▶ _DATA ENTRIES_:

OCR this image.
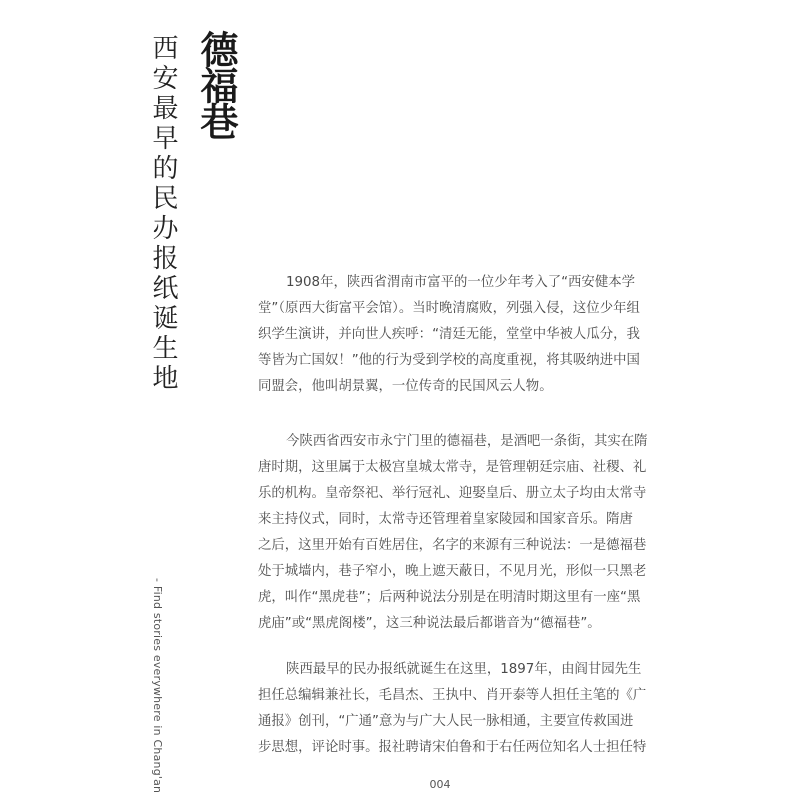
德福巷
西安最早的民办报纸诞生地
- Find stories everywhere in Chang'an
1908年，陕西省渭南市富平的一位少年考入了“西安健本学
堂”（原西大街富平会馆）。当时晚清腐败，列强入侵，这位少年组
织学生演讲，并向世人疾呼：“清廷无能，堂堂中华被人瓜分，我
等皆为亡国奴！”他的行为受到学校的高度重视，将其吸纳进中国
同盟会，他叫胡景翼，一位传奇的民国风云人物。
今陕西省西安市永宁门里的德福巷，是酒吧一条街，其实在隋
唐时期，这里属于太极宫皇城太常寺，是管理朝廷宗庙、社稷、礼
乐的机构。皇帝祭祀、举行冠礼、迎娶皇后、册立太子均由太常寺
来主持仪式，同时，太常寺还管理着皇家陵园和国家音乐。隋唐
之后，这里开始有百姓居住，名字的来源有三种说法：一是德福巷
处于城墙内，巷子窄小，晚上遮天蔽日，不见月光，形似一只黑老
虎，叫作“黑虎巷”；后两种说法分别是在明清时期这里有一座“黑
虎庙”或“黑虎阁楼”，这三种说法最后都谐音为“德福巷”。
陕西最早的民办报纸就诞生在这里，1897年，由阎甘园先生
担任总编辑兼社长，毛昌杰、王执中、肖开泰等人担任主笔的《广
通报》创刊，“广通”意为与广大人民一脉相通，主要宣传救国进
步思想，评论时事。报社聘请宋伯鲁和于右任两位知名人士担任特
004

▶ _REQUIRED TASK_:
Print the entries above exactly, taking out only the pictures.

▶ _CORRECT RESULT_:
OCR this image.
德福巷
西安最早的民办报纸诞生地
- Find stories everywhere in Chang'an
1908年，陕西省渭南市富平的一位少年考入了“西安健本学
堂”（原西大街富平会馆）。当时晚清腐败，列强入侵，这位少年组
织学生演讲，并向世人疾呼：“清廷无能，堂堂中华被人瓜分，我
等皆为亡国奴！”他的行为受到学校的高度重视，将其吸纳进中国
同盟会，他叫胡景翼，一位传奇的民国风云人物。
今陕西省西安市永宁门里的德福巷，是酒吧一条街，其实在隋
唐时期，这里属于太极宫皇城太常寺，是管理朝廷宗庙、社稷、礼
乐的机构。皇帝祭祀、举行冠礼、迎娶皇后、册立太子均由太常寺
来主持仪式，同时，太常寺还管理着皇家陵园和国家音乐。隋唐
之后，这里开始有百姓居住，名字的来源有三种说法：一是德福巷
处于城墙内，巷子窄小，晚上遮天蔽日，不见月光，形似一只黑老
虎，叫作“黑虎巷”；后两种说法分别是在明清时期这里有一座“黑
虎庙”或“黑虎阁楼”，这三种说法最后都谐音为“德福巷”。
陕西最早的民办报纸就诞生在这里，1897年，由阎甘园先生
担任总编辑兼社长，毛昌杰、王执中、肖开泰等人担任主笔的《广
通报》创刊，“广通”意为与广大人民一脉相通，主要宣传救国进
步思想，评论时事。报社聘请宋伯鲁和于右任两位知名人士担任特
004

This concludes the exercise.